— Start of Given information —

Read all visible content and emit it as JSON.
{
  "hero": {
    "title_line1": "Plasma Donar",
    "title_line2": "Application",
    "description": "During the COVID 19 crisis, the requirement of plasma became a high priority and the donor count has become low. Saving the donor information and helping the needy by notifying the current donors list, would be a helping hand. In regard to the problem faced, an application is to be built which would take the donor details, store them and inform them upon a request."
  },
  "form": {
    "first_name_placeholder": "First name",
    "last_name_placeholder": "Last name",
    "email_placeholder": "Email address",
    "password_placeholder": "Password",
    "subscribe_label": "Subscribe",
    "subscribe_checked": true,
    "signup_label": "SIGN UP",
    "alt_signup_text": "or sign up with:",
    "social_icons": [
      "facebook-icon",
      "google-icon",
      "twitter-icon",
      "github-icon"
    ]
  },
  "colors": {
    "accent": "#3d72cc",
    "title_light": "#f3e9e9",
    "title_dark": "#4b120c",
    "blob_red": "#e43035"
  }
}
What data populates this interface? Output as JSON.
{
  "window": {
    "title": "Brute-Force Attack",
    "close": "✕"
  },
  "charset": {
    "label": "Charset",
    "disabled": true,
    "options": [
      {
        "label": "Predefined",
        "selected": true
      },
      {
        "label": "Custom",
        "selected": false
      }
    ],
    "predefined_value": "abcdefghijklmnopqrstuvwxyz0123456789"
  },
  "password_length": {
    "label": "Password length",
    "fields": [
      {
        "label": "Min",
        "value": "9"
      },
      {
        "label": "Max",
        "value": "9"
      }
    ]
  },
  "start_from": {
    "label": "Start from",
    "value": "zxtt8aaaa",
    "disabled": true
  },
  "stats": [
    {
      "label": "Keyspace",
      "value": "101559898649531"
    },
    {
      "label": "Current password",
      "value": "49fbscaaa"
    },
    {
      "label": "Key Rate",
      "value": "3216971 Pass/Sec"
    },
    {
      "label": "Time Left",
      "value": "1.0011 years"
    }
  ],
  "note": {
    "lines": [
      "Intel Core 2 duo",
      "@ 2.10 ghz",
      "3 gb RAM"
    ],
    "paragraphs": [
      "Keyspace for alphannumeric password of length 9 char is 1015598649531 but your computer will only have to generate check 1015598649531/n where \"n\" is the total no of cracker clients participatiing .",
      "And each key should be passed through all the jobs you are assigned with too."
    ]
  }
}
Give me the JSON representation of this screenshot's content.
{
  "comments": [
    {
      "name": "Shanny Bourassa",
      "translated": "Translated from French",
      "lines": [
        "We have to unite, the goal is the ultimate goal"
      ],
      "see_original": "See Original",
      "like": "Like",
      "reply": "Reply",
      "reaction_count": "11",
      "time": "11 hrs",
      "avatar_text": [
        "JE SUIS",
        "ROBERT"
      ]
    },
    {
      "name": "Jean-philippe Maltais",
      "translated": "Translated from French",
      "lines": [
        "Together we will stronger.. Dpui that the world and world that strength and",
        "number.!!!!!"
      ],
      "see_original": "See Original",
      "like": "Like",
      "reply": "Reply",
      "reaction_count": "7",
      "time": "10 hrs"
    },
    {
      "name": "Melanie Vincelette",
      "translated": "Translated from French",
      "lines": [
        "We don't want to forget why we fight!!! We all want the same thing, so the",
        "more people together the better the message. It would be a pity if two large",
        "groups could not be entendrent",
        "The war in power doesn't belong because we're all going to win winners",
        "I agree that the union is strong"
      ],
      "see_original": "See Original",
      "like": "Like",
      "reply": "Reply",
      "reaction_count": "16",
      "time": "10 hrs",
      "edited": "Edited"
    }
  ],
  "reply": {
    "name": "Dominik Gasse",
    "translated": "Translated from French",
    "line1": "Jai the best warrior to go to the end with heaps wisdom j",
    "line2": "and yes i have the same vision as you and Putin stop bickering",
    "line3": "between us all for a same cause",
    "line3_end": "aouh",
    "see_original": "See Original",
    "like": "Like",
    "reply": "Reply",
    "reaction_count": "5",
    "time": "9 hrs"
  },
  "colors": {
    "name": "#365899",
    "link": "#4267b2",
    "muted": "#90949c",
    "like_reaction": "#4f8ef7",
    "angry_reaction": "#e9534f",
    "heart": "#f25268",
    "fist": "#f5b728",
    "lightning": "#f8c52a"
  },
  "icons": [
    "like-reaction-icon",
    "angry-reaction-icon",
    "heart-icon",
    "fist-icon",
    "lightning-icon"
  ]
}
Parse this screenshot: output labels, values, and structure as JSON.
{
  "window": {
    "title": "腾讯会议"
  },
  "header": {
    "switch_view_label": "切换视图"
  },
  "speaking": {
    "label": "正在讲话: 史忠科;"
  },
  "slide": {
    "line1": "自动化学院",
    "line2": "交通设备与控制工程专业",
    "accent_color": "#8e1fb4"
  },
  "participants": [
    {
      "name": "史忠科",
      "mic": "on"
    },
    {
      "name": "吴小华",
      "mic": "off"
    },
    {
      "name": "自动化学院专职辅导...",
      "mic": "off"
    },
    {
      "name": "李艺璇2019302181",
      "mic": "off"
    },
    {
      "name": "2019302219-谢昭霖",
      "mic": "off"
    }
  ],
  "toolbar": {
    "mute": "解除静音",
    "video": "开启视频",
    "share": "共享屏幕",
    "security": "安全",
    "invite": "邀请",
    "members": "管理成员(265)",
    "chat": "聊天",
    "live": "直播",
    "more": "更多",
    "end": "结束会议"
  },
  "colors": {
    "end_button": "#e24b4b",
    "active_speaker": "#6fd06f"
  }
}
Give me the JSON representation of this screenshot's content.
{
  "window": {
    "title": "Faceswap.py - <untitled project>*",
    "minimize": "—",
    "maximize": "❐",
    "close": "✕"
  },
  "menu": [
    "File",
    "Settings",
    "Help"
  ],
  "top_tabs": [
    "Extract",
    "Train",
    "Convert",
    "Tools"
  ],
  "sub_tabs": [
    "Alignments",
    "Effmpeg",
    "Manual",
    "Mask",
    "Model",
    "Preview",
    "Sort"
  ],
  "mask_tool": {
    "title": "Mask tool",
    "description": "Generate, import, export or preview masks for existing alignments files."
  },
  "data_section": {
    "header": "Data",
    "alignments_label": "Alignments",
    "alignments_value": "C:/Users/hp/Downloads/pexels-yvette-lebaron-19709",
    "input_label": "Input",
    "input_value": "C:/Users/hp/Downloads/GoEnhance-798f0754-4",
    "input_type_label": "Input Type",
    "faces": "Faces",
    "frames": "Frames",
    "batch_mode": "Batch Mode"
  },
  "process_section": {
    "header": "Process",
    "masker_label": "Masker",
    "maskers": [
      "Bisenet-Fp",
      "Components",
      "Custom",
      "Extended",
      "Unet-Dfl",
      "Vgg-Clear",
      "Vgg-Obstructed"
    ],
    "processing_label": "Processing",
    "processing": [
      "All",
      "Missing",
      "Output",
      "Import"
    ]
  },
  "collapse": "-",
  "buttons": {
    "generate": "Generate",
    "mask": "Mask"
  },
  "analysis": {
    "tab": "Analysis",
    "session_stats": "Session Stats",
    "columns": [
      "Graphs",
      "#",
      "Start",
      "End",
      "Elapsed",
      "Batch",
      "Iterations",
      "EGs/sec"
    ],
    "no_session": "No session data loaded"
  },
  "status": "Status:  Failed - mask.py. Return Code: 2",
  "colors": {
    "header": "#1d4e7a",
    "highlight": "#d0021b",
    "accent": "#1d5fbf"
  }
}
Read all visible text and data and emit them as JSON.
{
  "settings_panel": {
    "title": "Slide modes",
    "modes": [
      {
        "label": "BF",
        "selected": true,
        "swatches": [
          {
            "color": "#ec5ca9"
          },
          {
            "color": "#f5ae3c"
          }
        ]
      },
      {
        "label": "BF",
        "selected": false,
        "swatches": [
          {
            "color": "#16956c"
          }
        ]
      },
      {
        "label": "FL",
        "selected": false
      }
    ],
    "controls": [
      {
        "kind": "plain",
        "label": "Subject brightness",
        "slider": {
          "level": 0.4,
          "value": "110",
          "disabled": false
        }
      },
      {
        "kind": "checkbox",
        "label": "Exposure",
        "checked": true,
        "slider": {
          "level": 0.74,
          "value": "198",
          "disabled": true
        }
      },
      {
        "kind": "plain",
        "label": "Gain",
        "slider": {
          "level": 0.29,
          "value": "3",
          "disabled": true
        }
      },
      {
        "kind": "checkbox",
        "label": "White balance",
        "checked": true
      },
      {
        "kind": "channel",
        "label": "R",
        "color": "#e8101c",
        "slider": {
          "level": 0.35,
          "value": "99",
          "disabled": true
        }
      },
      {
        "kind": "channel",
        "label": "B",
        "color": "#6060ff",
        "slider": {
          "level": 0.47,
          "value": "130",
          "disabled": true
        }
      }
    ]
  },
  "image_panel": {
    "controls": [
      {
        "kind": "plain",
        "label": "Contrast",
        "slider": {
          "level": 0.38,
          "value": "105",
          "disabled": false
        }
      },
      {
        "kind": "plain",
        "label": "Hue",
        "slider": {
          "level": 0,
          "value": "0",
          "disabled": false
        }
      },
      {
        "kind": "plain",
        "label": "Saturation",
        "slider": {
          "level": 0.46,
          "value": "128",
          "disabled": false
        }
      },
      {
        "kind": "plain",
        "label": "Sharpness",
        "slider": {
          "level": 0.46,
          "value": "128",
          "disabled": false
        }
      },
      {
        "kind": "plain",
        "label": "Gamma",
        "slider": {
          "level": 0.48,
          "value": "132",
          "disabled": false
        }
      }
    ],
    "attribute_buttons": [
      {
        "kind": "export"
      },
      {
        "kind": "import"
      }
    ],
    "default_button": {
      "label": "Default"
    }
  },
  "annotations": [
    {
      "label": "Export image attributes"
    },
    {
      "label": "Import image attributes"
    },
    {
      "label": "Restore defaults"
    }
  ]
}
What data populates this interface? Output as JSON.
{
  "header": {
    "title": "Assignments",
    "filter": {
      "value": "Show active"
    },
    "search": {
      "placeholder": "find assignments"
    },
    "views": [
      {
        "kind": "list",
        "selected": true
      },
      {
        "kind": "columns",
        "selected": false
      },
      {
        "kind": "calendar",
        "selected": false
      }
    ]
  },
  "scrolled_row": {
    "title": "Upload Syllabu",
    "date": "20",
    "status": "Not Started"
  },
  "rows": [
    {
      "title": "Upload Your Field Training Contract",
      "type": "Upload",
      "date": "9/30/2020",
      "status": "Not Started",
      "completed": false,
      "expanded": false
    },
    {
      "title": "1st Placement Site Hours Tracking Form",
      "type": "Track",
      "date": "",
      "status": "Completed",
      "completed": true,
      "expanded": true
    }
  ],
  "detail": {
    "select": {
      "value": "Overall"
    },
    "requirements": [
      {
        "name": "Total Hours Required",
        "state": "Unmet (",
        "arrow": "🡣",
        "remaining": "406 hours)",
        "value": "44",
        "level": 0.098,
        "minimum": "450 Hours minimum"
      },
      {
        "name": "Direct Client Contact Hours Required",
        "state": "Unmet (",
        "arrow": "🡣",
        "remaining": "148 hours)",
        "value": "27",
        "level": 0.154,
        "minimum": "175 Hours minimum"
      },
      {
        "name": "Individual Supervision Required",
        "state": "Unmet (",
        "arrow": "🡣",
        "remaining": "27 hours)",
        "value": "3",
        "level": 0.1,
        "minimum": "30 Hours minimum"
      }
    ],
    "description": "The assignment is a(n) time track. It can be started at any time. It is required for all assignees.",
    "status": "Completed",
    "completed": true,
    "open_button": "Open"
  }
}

— End of Given information —

_Directions_. Isolate the lines that hold the word "emit" and copy all of them.

_The reply_.
Read all visible content and emit it as JSON.
Read all visible text and data and emit them as JSON.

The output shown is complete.